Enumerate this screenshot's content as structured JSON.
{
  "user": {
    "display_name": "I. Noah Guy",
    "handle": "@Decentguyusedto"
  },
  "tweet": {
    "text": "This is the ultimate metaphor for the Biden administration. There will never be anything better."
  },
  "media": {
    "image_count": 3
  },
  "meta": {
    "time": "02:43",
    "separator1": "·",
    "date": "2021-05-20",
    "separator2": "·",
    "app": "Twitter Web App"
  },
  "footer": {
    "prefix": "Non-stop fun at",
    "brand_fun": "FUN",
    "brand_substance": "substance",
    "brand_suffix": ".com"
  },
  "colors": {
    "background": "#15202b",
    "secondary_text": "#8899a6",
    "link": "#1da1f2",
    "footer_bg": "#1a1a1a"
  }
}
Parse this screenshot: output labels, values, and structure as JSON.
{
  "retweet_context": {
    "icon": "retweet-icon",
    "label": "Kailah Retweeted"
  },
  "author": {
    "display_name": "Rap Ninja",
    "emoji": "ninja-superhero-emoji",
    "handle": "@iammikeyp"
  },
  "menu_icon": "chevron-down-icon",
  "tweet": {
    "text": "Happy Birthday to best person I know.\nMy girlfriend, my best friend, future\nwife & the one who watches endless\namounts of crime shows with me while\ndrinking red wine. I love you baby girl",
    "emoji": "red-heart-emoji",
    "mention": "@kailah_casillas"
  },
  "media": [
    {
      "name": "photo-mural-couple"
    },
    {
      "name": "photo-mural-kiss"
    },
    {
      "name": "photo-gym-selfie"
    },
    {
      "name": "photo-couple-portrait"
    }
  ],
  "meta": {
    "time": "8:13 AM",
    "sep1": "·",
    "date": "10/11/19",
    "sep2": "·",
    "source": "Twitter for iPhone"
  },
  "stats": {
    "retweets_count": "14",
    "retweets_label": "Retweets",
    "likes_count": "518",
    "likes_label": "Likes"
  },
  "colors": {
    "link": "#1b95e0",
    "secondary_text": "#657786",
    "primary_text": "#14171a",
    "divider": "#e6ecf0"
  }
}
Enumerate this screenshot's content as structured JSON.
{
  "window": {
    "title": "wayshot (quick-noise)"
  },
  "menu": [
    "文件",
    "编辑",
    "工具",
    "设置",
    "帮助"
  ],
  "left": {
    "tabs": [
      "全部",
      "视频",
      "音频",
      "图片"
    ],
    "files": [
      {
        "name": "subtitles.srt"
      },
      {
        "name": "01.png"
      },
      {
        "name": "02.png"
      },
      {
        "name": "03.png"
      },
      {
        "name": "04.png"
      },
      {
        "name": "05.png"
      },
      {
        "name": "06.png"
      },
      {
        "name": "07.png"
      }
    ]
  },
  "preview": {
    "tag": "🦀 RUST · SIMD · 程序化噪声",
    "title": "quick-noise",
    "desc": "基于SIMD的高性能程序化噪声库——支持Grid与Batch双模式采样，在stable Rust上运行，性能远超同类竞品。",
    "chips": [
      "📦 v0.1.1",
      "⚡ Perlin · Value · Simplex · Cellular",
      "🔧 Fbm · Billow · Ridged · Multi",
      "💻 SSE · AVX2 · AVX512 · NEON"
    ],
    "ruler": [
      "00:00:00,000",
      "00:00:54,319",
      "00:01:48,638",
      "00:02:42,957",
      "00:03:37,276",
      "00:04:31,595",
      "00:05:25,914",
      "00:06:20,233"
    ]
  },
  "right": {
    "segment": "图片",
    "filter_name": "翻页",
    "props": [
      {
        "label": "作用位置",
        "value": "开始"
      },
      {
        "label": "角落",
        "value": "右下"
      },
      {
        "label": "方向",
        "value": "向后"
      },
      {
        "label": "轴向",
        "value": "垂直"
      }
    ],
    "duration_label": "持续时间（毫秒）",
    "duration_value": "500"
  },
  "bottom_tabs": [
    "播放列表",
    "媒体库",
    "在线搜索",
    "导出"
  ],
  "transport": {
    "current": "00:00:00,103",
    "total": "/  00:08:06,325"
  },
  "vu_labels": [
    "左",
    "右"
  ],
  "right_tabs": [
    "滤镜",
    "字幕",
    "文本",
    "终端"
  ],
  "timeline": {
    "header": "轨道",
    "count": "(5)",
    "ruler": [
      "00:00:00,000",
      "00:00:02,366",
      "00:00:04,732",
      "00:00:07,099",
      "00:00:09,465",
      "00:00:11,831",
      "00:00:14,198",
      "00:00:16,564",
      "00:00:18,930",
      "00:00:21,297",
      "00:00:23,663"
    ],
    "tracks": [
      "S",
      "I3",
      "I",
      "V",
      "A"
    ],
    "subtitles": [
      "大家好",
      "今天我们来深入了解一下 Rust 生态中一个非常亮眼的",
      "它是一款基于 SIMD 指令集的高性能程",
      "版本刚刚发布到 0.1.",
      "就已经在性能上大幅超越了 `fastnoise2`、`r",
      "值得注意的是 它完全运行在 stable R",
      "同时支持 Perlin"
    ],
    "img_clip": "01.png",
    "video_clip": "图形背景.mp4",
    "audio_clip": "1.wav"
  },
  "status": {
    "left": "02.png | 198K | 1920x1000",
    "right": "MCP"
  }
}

Work to complete: Check each line above for the string "quick" and show the ones that have it.

Task result:
    "title": "wayshot (quick-noise)"
    "title": "quick-noise",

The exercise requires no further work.